Stored items
########################################
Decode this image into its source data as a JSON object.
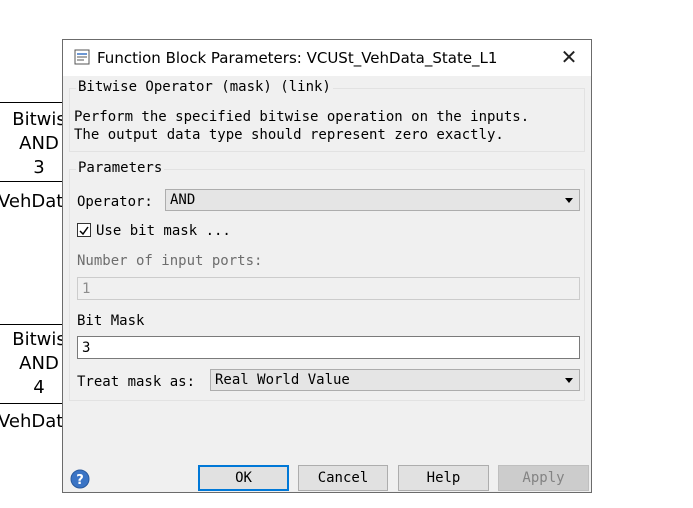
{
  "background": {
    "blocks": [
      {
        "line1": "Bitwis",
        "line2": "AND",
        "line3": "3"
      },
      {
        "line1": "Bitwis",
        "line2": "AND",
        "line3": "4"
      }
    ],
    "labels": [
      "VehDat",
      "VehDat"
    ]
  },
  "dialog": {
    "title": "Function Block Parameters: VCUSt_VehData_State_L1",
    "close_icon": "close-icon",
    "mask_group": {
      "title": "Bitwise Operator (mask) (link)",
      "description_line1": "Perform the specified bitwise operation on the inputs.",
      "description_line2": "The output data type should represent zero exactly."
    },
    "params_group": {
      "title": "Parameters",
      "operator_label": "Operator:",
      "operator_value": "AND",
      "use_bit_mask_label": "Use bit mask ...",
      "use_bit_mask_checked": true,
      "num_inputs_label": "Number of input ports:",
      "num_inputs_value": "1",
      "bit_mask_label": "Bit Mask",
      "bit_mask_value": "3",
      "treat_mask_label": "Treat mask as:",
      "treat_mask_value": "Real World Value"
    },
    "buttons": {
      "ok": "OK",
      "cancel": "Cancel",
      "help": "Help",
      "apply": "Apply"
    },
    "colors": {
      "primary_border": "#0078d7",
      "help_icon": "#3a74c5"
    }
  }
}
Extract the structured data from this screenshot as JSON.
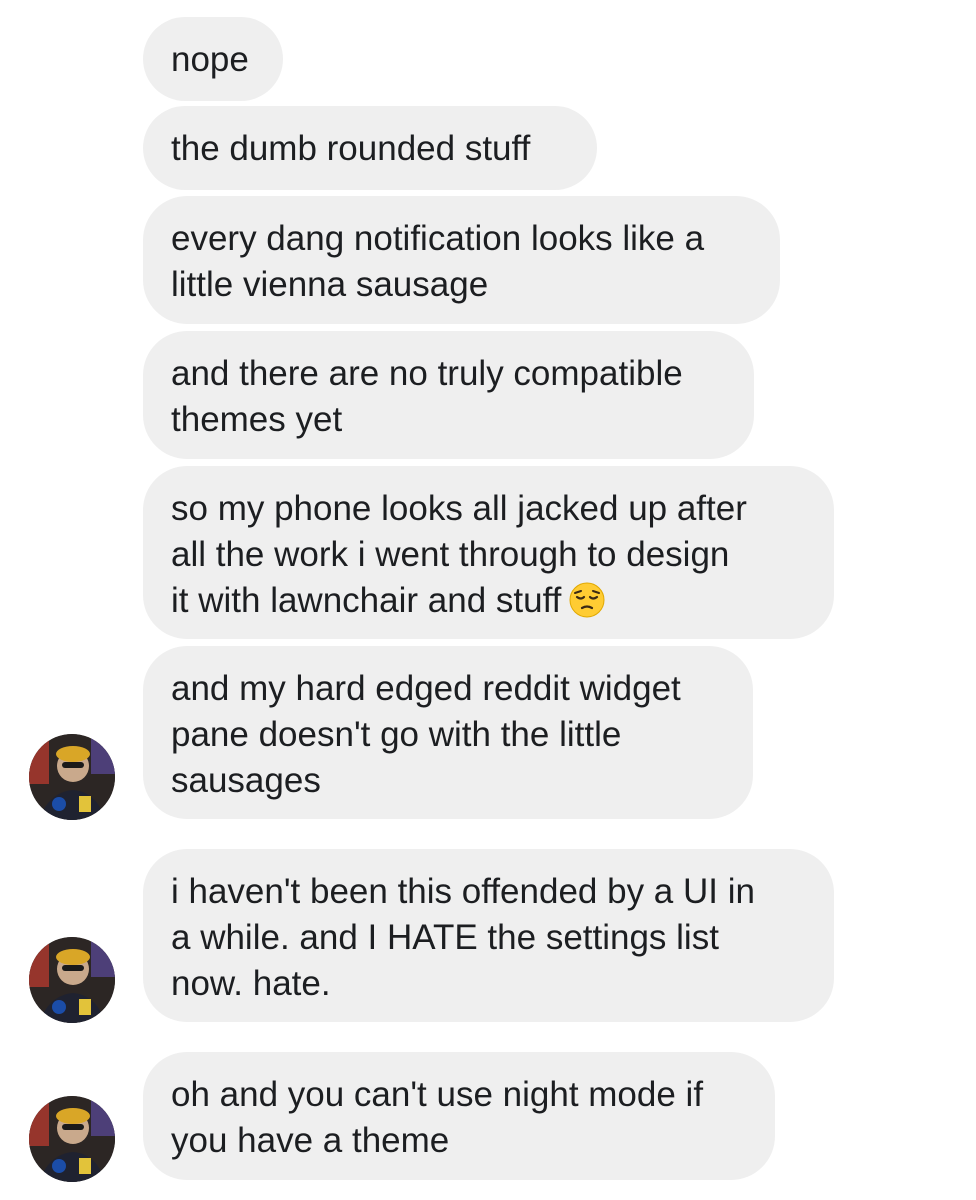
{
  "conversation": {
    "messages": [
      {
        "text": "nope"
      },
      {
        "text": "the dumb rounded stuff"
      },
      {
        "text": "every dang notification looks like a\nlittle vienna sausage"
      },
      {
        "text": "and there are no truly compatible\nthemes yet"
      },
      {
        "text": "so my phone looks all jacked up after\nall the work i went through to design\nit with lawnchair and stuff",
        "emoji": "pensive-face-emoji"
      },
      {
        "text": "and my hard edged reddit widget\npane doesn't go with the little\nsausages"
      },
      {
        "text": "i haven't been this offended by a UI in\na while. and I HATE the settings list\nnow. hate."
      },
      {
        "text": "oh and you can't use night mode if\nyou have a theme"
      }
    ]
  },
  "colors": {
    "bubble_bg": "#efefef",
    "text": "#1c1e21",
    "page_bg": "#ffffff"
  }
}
########################################
# [Directions for this task]
Your task is an exact transcription of all the data, minus the pictures.

# [Result for this task]
Decode this image into its source data as a JSON object.
{
  "background": {
    "blocks": [
      {
        "line1": "Bitwis",
        "line2": "AND",
        "line3": "3"
      },
      {
        "line1": "Bitwis",
        "line2": "AND",
        "line3": "4"
      }
    ],
    "labels": [
      "VehDat",
      "VehDat"
    ]
  },
  "dialog": {
    "title": "Function Block Parameters: VCUSt_VehData_State_L1",
    "close_icon": "close-icon",
    "mask_group": {
      "title": "Bitwise Operator (mask) (link)",
      "description_line1": "Perform the specified bitwise operation on the inputs.",
      "description_line2": "The output data type should represent zero exactly."
    },
    "params_group": {
      "title": "Parameters",
      "operator_label": "Operator:",
      "operator_value": "AND",
      "use_bit_mask_label": "Use bit mask ...",
      "use_bit_mask_checked": true,
      "num_inputs_label": "Number of input ports:",
      "num_inputs_value": "1",
      "bit_mask_label": "Bit Mask",
      "bit_mask_value": "3",
      "treat_mask_label": "Treat mask as:",
      "treat_mask_value": "Real World Value"
    },
    "buttons": {
      "ok": "OK",
      "cancel": "Cancel",
      "help": "Help",
      "apply": "Apply"
    },
    "colors": {
      "primary_border": "#0078d7",
      "help_icon": "#3a74c5"
    }
  }
}
Extract the structured data from this screenshot as JSON.
{
  "conversation": {
    "messages": [
      {
        "text": "nope"
      },
      {
        "text": "the dumb rounded stuff"
      },
      {
        "text": "every dang notification looks like a\nlittle vienna sausage"
      },
      {
        "text": "and there are no truly compatible\nthemes yet"
      },
      {
        "text": "so my phone looks all jacked up after\nall the work i went through to design\nit with lawnchair and stuff",
        "emoji": "pensive-face-emoji"
      },
      {
        "text": "and my hard edged reddit widget\npane doesn't go with the little\nsausages"
      },
      {
        "text": "i haven't been this offended by a UI in\na while. and I HATE the settings list\nnow. hate."
      },
      {
        "text": "oh and you can't use night mode if\nyou have a theme"
      }
    ]
  },
  "colors": {
    "bubble_bg": "#efefef",
    "text": "#1c1e21",
    "page_bg": "#ffffff"
  }
}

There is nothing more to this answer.